[Data tied to figure images]
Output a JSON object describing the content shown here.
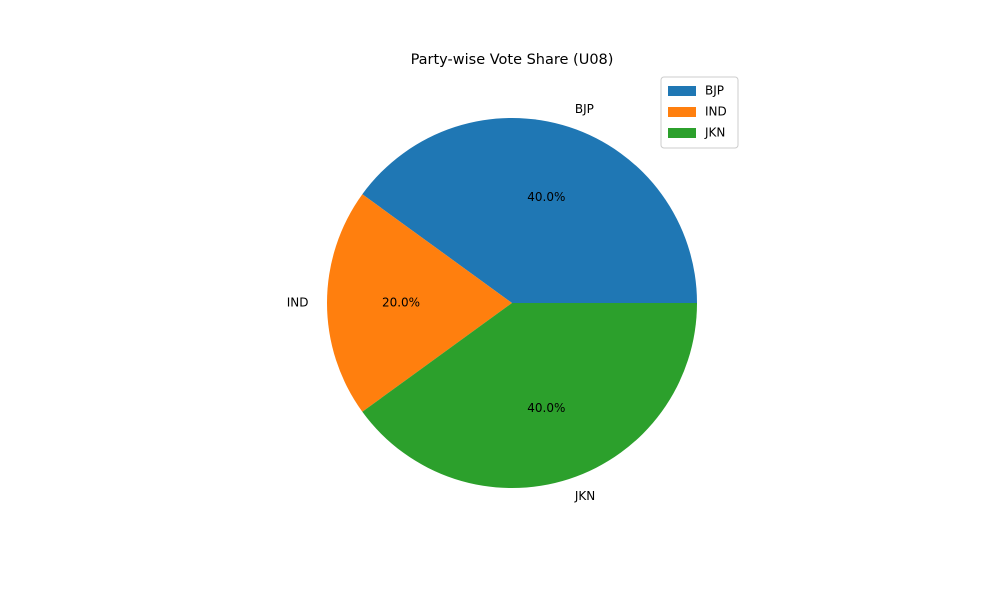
{
  "chart_data": {
    "type": "pie",
    "title": "Party-wise Vote Share (U08)",
    "slices": [
      {
        "label": "BJP",
        "value": 40.0,
        "pct_label": "40.0%",
        "color": "#1f77b4"
      },
      {
        "label": "IND",
        "value": 20.0,
        "pct_label": "20.0%",
        "color": "#ff7f0e"
      },
      {
        "label": "JKN",
        "value": 40.0,
        "pct_label": "40.0%",
        "color": "#2ca02c"
      }
    ],
    "legend": {
      "position": "top-right",
      "entries": [
        "BJP",
        "IND",
        "JKN"
      ]
    }
  }
}
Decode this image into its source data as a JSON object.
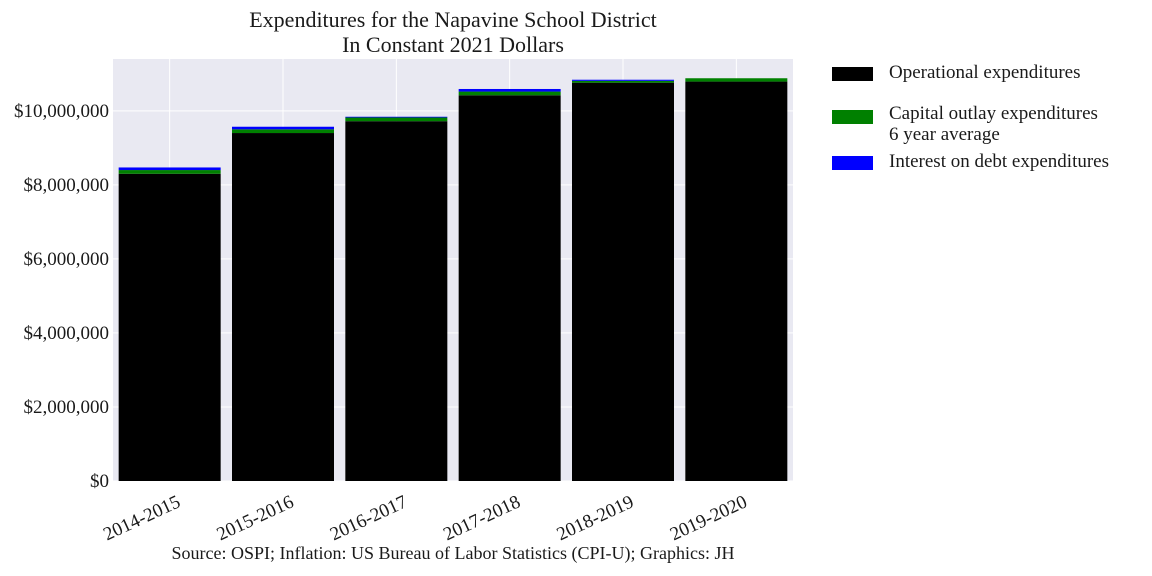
{
  "chart_data": {
    "type": "bar",
    "stacked": true,
    "title": "Expenditures for the Napavine School District",
    "subtitle": "In Constant 2021 Dollars",
    "source": "Source: OSPI; Inflation: US Bureau of Labor Statistics (CPI-U); Graphics: JH",
    "categories": [
      "2014-2015",
      "2015-2016",
      "2016-2017",
      "2017-2018",
      "2018-2019",
      "2019-2020"
    ],
    "series": [
      {
        "name": "Operational expenditures",
        "color": "#000000",
        "values": [
          8300000,
          9400000,
          9720000,
          10420000,
          10760000,
          10790000
        ]
      },
      {
        "name": "Capital outlay expenditures\n6 year average",
        "color": "#008000",
        "values": [
          100000,
          100000,
          100000,
          100000,
          50000,
          90000
        ]
      },
      {
        "name": "Interest on debt expenditures",
        "color": "#0000ff",
        "values": [
          70000,
          70000,
          20000,
          70000,
          30000,
          0
        ]
      }
    ],
    "ylim": [
      0,
      11400000
    ],
    "yticks": [
      0,
      2000000,
      4000000,
      6000000,
      8000000,
      10000000
    ],
    "ytick_labels": [
      "$0",
      "$2,000,000",
      "$4,000,000",
      "$6,000,000",
      "$8,000,000",
      "$10,000,000"
    ],
    "xlabel": "",
    "ylabel": "",
    "grid": true,
    "legend_position": "outside-right",
    "colors": {
      "plot_background": "#e9e9f2",
      "grid": "#ffffff"
    }
  }
}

# Given request
From the records given above, copy all lines containing "name".

# Task response
        "name": "Operational expenditures",
        "name": "Capital outlay expenditures\n6 year average",
        "name": "Interest on debt expenditures",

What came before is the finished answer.